**REQUIRED WORK**
Without the images, output each record below as it stands.

-------- DATA --------

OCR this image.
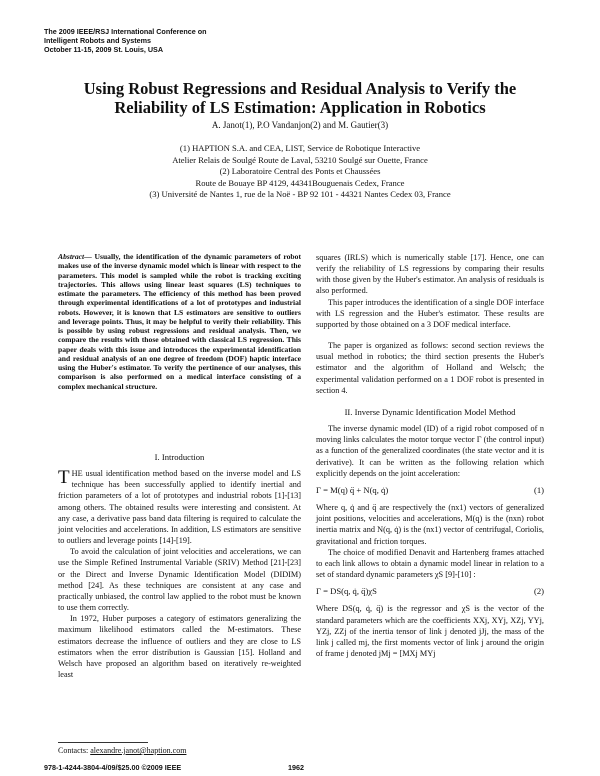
The 2009 IEEE/RSJ International Conference on
Intelligent Robots and Systems
October 11-15, 2009 St. Louis, USA
Using Robust Regressions and Residual Analysis to Verify the
Reliability of LS Estimation: Application in Robotics
A. Janot(1), P.O Vandanjon(2) and M. Gautier(3)
(1) HAPTION S.A. and CEA, LIST, Service de Robotique Interactive
Atelier Relais de Soulgé Route de Laval, 53210 Soulgé sur Ouette, France
(2) Laboratoire Central des Ponts et Chaussées
Route de Bouaye BP 4129, 44341Bouguenais Cedex, France
(3) Université de Nantes 1, rue de la Noë - BP 92 101 - 44321 Nantes Cedex 03, France

Abstract— Usually, the identification of the dynamic parameters of robot makes use of the inverse dynamic model which is linear with respect to the parameters. This model is sampled while the robot is tracking exciting trajectories. This allows using linear least squares (LS) techniques to estimate the parameters. The efficiency of this method has been proved through experimental identifications of a lot of prototypes and industrial robots. However, it is known that LS estimators are sensitive to outliers and leverage points. Thus, it may be helpful to verify their reliability. This is possible by using robust regressions and residual analysis. Then, we compare the results with those obtained with classical LS regression. This paper deals with this issue and introduces the experimental identification and residual analysis of an one degree of freedom (DOF) haptic interface using the Huber's estimator. To verify the pertinence of our analyses, this comparison is also performed on a medical interface consisting of a complex mechanical structure.

I. Introduction

THE usual identification method based on the inverse model and LS technique has been successfully applied to identify inertial and friction parameters of a lot of prototypes and industrial robots [1]-[13] among others. The obtained results were interesting and consistent. At any case, a derivative pass band data filtering is required to calculate the joint velocities and accelerations. In addition, LS estimators are sensitive to outliers and leverage points [14]-[19].

To avoid the calculation of joint velocities and accelerations, we can use the Simple Refined Instrumental Variable (SRIV) Method [21]-[23] or the Direct and Inverse Dynamic Identification Model (DIDIM) method [24]. As these techniques are consistent at any case and practically unbiased, the control law applied to the robot must be known to use them correctly.

In 1972, Huber purposes a category of estimators generalizing the maximum likelihood estimators called the M-estimators. These estimators decrease the influence of outliers and they are close to LS estimators when the error distribution is Gaussian [15]. Holland and Welsch have proposed an algorithm based on iteratively re-weighted least

squares (IRLS) which is numerically stable [17]. Hence, one can verify the reliability of LS regressions by comparing their results with those given by the Huber's estimator. An analysis of residuals is also performed.

This paper introduces the identification of a single DOF interface with LS regression and the Huber's estimator. These results are supported by those obtained on a 3 DOF medical interface.

The paper is organized as follows: second section reviews the usual method in robotics; the third section presents the Huber's estimator and the algorithm of Holland and Welsch; the experimental validation performed on a 1 DOF robot is presented in section 4.

II. Inverse Dynamic Identification Model Method

The inverse dynamic model (ID) of a rigid robot composed of n moving links calculates the motor torque vector Γ (the control input) as a function of the generalized coordinates (the state vector and it is derivative). It can be written as the following relation which explicitly depends on the joint acceleration:

Γ = M(q) q̈ + N(q, q̇)	(1)

Where q, q̇ and q̈ are respectively the (nx1) vectors of generalized joint positions, velocities and accelerations, M(q) is the (nxn) robot inertia matrix and N(q, q̇) is the (nx1) vector of centrifugal, Coriolis, gravitational and friction torques.

The choice of modified Denavit and Hartenberg frames attached to each link allows to obtain a dynamic model linear in relation to a set of standard dynamic parameters χS [9]-[10] :

Γ = DS(q, q̇, q̈)χS	(2)

Where DS(q, q̇, q̈) is the regressor and χS is the vector of the standard parameters which are the coefficients XXj, XYj, XZj, YYj, YZj, ZZj of the inertia tensor of link j denoted jJj, the mass of the link j called mj, the first moments vector of link j around the origin of frame j denoted jMj = [MXj MYj

Contacts: alexandre.janot@haption.com
978-1-4244-3804-4/09/$25.00 ©2009 IEEE	1962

--------

**ANSWER TO THE TASK**
OCR this image.
The 2009 IEEE/RSJ International Conference on
Intelligent Robots and Systems
October 11-15, 2009 St. Louis, USA
Using Robust Regressions and Residual Analysis to Verify the
Reliability of LS Estimation: Application in Robotics
A. Janot(1), P.O Vandanjon(2) and M. Gautier(3)
(1) HAPTION S.A. and CEA, LIST, Service de Robotique Interactive
Atelier Relais de Soulgé Route de Laval, 53210 Soulgé sur Ouette, France
(2) Laboratoire Central des Ponts et Chaussées
Route de Bouaye BP 4129, 44341Bouguenais Cedex, France
(3) Université de Nantes 1, rue de la Noë - BP 92 101 - 44321 Nantes Cedex 03, France

Abstract— Usually, the identification of the dynamic parameters of robot makes use of the inverse dynamic model which is linear with respect to the parameters. This model is sampled while the robot is tracking exciting trajectories. This allows using linear least squares (LS) techniques to estimate the parameters. The efficiency of this method has been proved through experimental identifications of a lot of prototypes and industrial robots. However, it is known that LS estimators are sensitive to outliers and leverage points. Thus, it may be helpful to verify their reliability. This is possible by using robust regressions and residual analysis. Then, we compare the results with those obtained with classical LS regression. This paper deals with this issue and introduces the experimental identification and residual analysis of an one degree of freedom (DOF) haptic interface using the Huber's estimator. To verify the pertinence of our analyses, this comparison is also performed on a medical interface consisting of a complex mechanical structure.

I. Introduction

THE usual identification method based on the inverse model and LS technique has been successfully applied to identify inertial and friction parameters of a lot of prototypes and industrial robots [1]-[13] among others. The obtained results were interesting and consistent. At any case, a derivative pass band data filtering is required to calculate the joint velocities and accelerations. In addition, LS estimators are sensitive to outliers and leverage points [14]-[19].

To avoid the calculation of joint velocities and accelerations, we can use the Simple Refined Instrumental Variable (SRIV) Method [21]-[23] or the Direct and Inverse Dynamic Identification Model (DIDIM) method [24]. As these techniques are consistent at any case and practically unbiased, the control law applied to the robot must be known to use them correctly.

In 1972, Huber purposes a category of estimators generalizing the maximum likelihood estimators called the M-estimators. These estimators decrease the influence of outliers and they are close to LS estimators when the error distribution is Gaussian [15]. Holland and Welsch have proposed an algorithm based on iteratively re-weighted least

squares (IRLS) which is numerically stable [17]. Hence, one can verify the reliability of LS regressions by comparing their results with those given by the Huber's estimator. An analysis of residuals is also performed.

This paper introduces the identification of a single DOF interface with LS regression and the Huber's estimator. These results are supported by those obtained on a 3 DOF medical interface.

The paper is organized as follows: second section reviews the usual method in robotics; the third section presents the Huber's estimator and the algorithm of Holland and Welsch; the experimental validation performed on a 1 DOF robot is presented in section 4.

II. Inverse Dynamic Identification Model Method

The inverse dynamic model (ID) of a rigid robot composed of n moving links calculates the motor torque vector Γ (the control input) as a function of the generalized coordinates (the state vector and it is derivative). It can be written as the following relation which explicitly depends on the joint acceleration:

Γ = M(q) q̈ + N(q, q̇)	(1)

Where q, q̇ and q̈ are respectively the (nx1) vectors of generalized joint positions, velocities and accelerations, M(q) is the (nxn) robot inertia matrix and N(q, q̇) is the (nx1) vector of centrifugal, Coriolis, gravitational and friction torques.

The choice of modified Denavit and Hartenberg frames attached to each link allows to obtain a dynamic model linear in relation to a set of standard dynamic parameters χS [9]-[10] :

Γ = DS(q, q̇, q̈)χS	(2)

Where DS(q, q̇, q̈) is the regressor and χS is the vector of the standard parameters which are the coefficients XXj, XYj, XZj, YYj, YZj, ZZj of the inertia tensor of link j denoted jJj, the mass of the link j called mj, the first moments vector of link j around the origin of frame j denoted jMj = [MXj MYj

Contacts: alexandre.janot@haption.com
978-1-4244-3804-4/09/$25.00 ©2009 IEEE	1962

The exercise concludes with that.